*** RECORDS SHOWN Section Begins ***

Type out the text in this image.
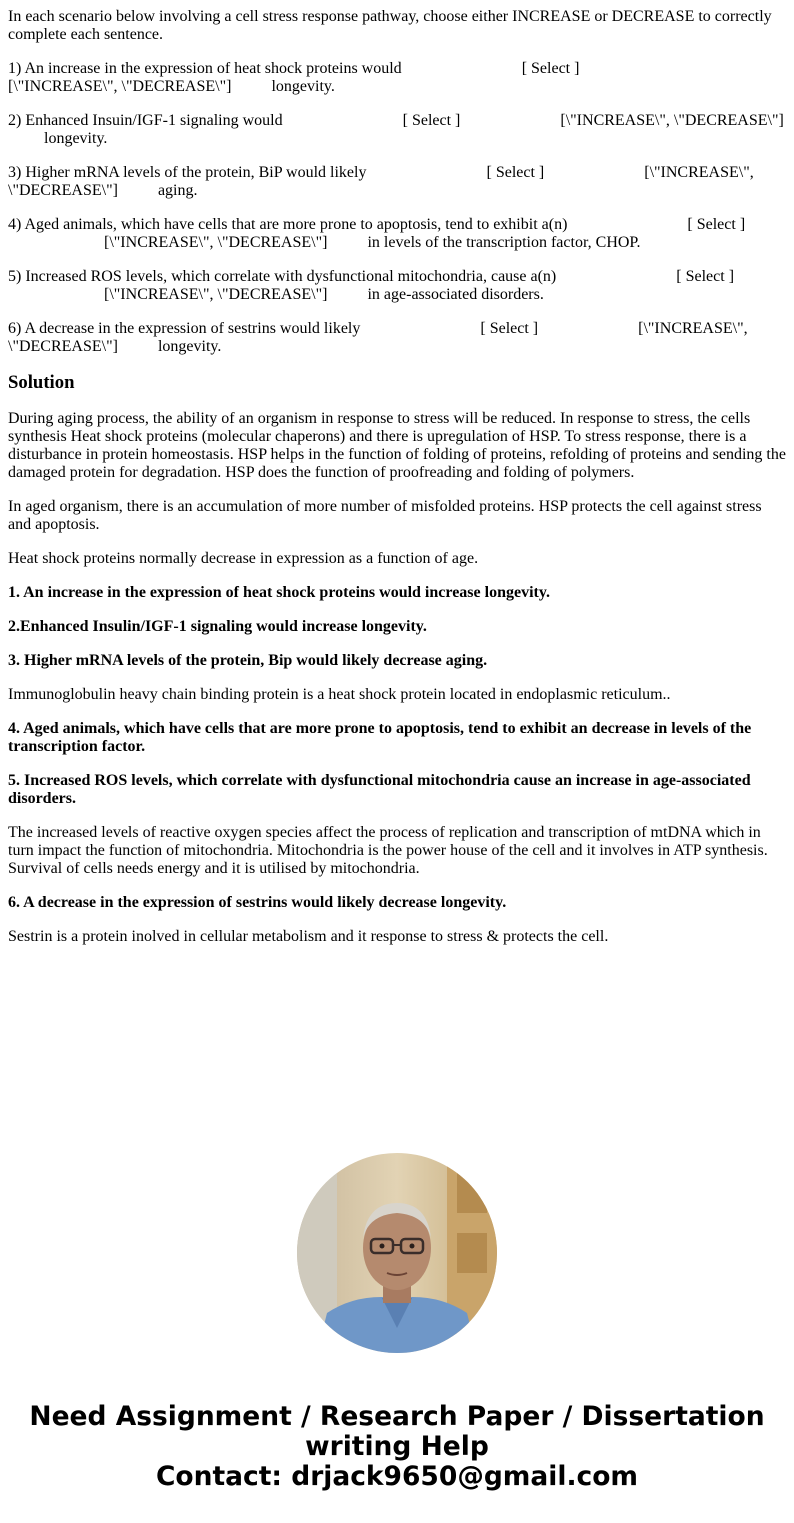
In each scenario below involving a cell stress response pathway, choose either INCREASE or DECREASE to correctly complete each sentence.

1) An increase in the expression of heat shock proteins would	[ Select ]  [\"INCREASE\", \"DECREASE\"]	longevity.

2) Enhanced Insuin/IGF-1 signaling would	[ Select ]	[\"INCREASE\", \"DECREASE\"]  longevity.

3) Higher mRNA levels of the protein, BiP would likely	[ Select ]	[\"INCREASE\", \"DECREASE\"]	aging.

4) Aged animals, which have cells that are more prone to apoptosis, tend to exhibit a(n)	[ Select ]  [\"INCREASE\", \"DECREASE\"]	in levels of the transcription factor, CHOP.

5) Increased ROS levels, which correlate with dysfunctional mitochondria, cause a(n)	[ Select ]  [\"INCREASE\", \"DECREASE\"]	in age-associated disorders.

6) A decrease in the expression of sestrins would likely	[ Select ]	[\"INCREASE\", \"DECREASE\"]	longevity.

Solution

During aging process, the ability of an organism in response to stress will be reduced. In response to stress, the cells synthesis Heat shock proteins (molecular chaperons) and there is upregulation of HSP. To stress response, there is a disturbance in protein homeostasis. HSP helps in the function of folding of proteins, refolding of proteins and sending the damaged protein for degradation. HSP does the function of proofreading and folding of polymers.

In aged organism, there is an accumulation of more number of misfolded proteins. HSP protects the cell against stress and apoptosis.

Heat shock proteins normally decrease in expression as a function of age.

1. An increase in the expression of heat shock proteins would increase longevity.

2.Enhanced Insulin/IGF-1 signaling would increase longevity.

3. Higher mRNA levels of the protein, Bip would likely decrease aging.

Immunoglobulin heavy chain binding protein is a heat shock protein located in endoplasmic reticulum..

4. Aged animals, which have cells that are more prone to apoptosis, tend to exhibit an decrease in levels of the transcription factor.

5. Increased ROS levels, which correlate with dysfunctional mitochondria cause an increase in age-associated disorders.

The increased levels of reactive oxygen species affect the process of replication and transcription of mtDNA which in turn impact the function of mitochondria. Mitochondria is the power house of the cell and it involves in ATP synthesis. Survival of cells needs energy and it is utilised by mitochondria.

6. A decrease in the expression of sestrins would likely decrease longevity.

Sestrin is a protein inolved in cellular metabolism and it response to stress & protects the cell.

Need Assignment / Research Paper / Dissertation writing Help
Contact: drjack9650@gmail.com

*** RECORDS SHOWN Section Ends ***

Give only the number of lines in the entries above that contain the string "cause".

- **ANSWER**:
2